***** Supplied records *****
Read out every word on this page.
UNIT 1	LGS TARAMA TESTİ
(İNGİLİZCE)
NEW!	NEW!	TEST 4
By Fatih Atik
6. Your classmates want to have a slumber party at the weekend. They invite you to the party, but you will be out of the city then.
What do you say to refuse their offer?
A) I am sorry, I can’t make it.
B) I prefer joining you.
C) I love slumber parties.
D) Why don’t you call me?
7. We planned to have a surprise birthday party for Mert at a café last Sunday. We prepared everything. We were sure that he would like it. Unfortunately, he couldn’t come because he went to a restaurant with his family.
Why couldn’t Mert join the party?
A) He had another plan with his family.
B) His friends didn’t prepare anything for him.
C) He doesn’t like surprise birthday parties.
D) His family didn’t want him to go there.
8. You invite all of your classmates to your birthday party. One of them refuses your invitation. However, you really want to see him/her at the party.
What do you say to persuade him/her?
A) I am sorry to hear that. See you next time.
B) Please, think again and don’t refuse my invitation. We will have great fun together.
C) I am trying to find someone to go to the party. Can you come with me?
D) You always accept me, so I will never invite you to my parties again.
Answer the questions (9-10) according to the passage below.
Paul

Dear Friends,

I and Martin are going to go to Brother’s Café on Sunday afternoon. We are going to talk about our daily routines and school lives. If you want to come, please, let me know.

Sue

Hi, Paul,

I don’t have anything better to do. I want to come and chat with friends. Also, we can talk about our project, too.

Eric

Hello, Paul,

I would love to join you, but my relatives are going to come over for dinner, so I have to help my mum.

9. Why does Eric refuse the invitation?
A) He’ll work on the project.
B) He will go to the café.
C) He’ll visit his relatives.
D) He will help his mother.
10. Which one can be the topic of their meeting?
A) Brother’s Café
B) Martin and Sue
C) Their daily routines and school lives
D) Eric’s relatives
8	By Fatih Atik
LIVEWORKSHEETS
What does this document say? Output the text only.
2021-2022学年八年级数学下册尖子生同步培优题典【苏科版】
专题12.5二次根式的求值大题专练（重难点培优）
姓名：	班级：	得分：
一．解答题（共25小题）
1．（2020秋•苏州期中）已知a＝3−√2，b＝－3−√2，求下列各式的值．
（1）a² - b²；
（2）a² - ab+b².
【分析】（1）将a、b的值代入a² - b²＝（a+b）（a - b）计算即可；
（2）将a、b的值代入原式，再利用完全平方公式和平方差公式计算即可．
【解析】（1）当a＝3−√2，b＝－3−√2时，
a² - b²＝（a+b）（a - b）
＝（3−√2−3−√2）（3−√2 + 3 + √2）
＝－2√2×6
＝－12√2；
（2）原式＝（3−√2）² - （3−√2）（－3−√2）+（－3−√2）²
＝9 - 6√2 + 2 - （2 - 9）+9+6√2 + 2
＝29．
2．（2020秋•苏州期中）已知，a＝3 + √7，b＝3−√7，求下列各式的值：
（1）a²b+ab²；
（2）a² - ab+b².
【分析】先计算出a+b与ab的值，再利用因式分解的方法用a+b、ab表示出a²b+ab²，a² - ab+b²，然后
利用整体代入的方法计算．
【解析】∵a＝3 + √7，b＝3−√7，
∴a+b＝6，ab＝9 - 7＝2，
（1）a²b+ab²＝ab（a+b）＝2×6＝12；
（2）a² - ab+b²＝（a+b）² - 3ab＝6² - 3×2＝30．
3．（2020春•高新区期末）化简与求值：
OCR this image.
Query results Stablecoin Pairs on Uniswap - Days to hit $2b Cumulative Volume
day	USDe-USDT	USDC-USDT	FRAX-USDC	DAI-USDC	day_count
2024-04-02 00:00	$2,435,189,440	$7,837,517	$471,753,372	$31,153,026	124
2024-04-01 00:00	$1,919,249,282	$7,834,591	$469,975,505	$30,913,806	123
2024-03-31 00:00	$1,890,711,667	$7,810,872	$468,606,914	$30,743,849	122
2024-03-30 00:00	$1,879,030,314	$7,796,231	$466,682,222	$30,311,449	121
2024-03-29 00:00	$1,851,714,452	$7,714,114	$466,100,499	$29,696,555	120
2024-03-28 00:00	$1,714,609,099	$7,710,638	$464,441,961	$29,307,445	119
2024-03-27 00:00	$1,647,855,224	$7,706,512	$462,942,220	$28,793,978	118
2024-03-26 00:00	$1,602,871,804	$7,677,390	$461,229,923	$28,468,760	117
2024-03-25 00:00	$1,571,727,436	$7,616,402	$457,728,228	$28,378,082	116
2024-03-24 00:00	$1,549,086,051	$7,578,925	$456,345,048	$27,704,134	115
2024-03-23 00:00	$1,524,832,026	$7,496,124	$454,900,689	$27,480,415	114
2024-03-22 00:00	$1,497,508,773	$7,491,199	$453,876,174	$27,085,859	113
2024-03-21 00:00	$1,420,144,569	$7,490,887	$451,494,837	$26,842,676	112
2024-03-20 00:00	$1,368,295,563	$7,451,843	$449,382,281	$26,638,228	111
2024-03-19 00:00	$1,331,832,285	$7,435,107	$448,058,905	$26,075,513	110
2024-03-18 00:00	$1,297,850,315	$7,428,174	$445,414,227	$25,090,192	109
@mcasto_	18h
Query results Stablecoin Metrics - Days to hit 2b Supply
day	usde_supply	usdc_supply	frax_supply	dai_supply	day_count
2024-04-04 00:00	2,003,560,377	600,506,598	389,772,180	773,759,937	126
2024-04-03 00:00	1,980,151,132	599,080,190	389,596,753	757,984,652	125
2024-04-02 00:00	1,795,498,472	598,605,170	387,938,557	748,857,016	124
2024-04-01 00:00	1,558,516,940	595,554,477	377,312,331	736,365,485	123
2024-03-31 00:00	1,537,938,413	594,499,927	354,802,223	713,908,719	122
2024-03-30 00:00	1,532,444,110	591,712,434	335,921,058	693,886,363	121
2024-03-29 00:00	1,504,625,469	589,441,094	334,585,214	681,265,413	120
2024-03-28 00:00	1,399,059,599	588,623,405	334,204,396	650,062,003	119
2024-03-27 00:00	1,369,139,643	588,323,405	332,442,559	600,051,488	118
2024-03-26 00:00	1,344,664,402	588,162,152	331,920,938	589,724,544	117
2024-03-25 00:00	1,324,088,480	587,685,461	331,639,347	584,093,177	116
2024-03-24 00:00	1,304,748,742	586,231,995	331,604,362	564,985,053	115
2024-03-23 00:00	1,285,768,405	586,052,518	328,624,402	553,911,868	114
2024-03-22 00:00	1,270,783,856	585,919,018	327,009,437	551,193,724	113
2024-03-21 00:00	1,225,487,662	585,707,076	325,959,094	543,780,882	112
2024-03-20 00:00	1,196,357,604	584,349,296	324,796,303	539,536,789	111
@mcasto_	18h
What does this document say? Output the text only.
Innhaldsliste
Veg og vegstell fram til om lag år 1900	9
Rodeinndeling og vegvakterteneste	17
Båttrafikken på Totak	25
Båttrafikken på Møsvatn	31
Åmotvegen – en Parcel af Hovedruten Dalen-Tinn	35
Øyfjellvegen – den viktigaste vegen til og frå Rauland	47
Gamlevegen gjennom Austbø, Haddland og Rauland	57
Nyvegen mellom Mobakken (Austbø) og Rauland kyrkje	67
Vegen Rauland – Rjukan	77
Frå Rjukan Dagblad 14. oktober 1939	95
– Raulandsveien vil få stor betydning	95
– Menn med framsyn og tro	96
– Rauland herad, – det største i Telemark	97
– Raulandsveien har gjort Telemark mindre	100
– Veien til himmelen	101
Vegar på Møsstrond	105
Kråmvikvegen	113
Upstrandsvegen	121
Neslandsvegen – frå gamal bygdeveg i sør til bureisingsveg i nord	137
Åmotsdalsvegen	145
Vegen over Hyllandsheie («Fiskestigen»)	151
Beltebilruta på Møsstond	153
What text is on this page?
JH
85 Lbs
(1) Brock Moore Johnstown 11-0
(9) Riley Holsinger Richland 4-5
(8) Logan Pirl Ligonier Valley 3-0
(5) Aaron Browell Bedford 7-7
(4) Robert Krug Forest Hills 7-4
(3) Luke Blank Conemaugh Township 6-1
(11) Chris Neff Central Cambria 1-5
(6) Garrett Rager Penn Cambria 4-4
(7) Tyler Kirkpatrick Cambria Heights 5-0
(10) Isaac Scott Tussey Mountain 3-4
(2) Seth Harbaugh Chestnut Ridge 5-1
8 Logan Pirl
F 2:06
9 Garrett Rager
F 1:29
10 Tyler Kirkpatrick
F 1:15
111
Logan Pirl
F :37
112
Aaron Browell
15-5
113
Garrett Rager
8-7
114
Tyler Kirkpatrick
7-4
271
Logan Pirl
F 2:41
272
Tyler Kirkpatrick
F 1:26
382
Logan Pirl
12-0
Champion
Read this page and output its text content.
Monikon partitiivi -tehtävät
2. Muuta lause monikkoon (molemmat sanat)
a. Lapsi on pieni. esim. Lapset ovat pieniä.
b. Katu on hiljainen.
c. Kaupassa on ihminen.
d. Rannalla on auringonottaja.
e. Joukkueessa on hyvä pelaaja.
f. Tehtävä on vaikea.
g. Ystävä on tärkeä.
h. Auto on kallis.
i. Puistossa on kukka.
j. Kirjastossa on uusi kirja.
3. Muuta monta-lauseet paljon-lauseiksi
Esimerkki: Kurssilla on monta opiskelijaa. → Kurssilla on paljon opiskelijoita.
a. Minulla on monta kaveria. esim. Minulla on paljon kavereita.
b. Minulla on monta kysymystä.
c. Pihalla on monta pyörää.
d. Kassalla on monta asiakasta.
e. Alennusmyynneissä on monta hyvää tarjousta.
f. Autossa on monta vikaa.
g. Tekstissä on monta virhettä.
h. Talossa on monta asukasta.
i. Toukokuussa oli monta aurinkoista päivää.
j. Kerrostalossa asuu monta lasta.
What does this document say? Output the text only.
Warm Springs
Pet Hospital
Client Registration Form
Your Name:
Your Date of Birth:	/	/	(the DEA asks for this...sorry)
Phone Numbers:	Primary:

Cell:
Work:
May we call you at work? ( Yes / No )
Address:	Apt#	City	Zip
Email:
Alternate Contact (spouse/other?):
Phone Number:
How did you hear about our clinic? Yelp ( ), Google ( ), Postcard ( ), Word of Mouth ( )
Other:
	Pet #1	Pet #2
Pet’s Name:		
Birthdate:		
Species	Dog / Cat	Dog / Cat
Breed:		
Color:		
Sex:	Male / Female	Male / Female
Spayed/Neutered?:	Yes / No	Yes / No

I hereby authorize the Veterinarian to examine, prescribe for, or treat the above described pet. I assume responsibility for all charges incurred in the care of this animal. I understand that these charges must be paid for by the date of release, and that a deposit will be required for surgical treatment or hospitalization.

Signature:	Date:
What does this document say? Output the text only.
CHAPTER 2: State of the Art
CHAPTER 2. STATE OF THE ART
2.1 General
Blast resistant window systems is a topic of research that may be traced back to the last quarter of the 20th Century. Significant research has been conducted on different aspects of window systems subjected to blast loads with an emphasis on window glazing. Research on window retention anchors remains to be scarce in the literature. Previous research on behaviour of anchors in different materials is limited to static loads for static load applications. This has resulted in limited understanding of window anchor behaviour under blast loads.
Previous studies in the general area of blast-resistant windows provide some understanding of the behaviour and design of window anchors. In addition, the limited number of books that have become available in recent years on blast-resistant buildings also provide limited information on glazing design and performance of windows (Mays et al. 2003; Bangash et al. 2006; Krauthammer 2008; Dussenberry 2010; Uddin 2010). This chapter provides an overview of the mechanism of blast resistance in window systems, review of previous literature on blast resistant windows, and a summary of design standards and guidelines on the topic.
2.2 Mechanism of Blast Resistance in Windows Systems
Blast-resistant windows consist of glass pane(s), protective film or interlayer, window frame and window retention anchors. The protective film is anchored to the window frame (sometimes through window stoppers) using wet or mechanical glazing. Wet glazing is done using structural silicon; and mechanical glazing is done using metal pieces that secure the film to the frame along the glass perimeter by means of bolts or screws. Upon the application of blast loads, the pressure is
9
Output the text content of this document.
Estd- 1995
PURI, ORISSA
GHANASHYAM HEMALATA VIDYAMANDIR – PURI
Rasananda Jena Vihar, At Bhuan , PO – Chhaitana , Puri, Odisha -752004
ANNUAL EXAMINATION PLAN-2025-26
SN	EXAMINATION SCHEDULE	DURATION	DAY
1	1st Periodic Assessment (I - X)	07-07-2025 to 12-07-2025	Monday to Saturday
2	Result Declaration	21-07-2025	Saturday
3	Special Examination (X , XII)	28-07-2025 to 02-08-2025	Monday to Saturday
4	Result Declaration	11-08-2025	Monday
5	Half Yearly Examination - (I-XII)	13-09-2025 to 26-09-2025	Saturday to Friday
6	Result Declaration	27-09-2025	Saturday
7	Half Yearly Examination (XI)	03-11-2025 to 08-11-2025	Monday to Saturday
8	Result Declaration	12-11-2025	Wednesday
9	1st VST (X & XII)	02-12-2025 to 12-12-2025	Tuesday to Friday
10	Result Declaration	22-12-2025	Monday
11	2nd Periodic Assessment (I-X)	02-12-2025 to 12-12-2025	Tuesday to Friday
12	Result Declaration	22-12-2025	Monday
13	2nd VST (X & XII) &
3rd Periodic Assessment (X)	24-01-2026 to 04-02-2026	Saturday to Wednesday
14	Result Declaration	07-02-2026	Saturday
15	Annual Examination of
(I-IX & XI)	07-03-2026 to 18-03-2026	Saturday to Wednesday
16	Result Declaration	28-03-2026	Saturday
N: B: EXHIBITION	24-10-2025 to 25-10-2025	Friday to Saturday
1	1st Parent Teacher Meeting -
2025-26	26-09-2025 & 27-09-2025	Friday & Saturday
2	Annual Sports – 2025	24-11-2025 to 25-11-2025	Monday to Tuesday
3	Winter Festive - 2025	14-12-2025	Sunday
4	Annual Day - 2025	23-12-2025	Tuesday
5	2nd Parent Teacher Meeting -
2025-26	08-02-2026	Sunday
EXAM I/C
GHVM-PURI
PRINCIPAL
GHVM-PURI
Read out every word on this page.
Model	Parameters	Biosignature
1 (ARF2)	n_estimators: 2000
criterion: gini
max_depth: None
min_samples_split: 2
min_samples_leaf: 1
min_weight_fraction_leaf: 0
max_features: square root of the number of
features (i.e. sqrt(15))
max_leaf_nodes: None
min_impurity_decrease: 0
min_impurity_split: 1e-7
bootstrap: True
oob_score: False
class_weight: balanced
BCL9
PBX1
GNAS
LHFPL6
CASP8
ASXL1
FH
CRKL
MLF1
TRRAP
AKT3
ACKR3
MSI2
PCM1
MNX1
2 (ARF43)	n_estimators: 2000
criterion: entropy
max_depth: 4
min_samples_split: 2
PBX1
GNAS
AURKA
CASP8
*****
Stated goal: Identify which lines contain the word "Telemark" and copy each one.

Right answer:
– Rauland herad, – det største i Telemark	97
– Raulandsveien har gjort Telemark mindre	100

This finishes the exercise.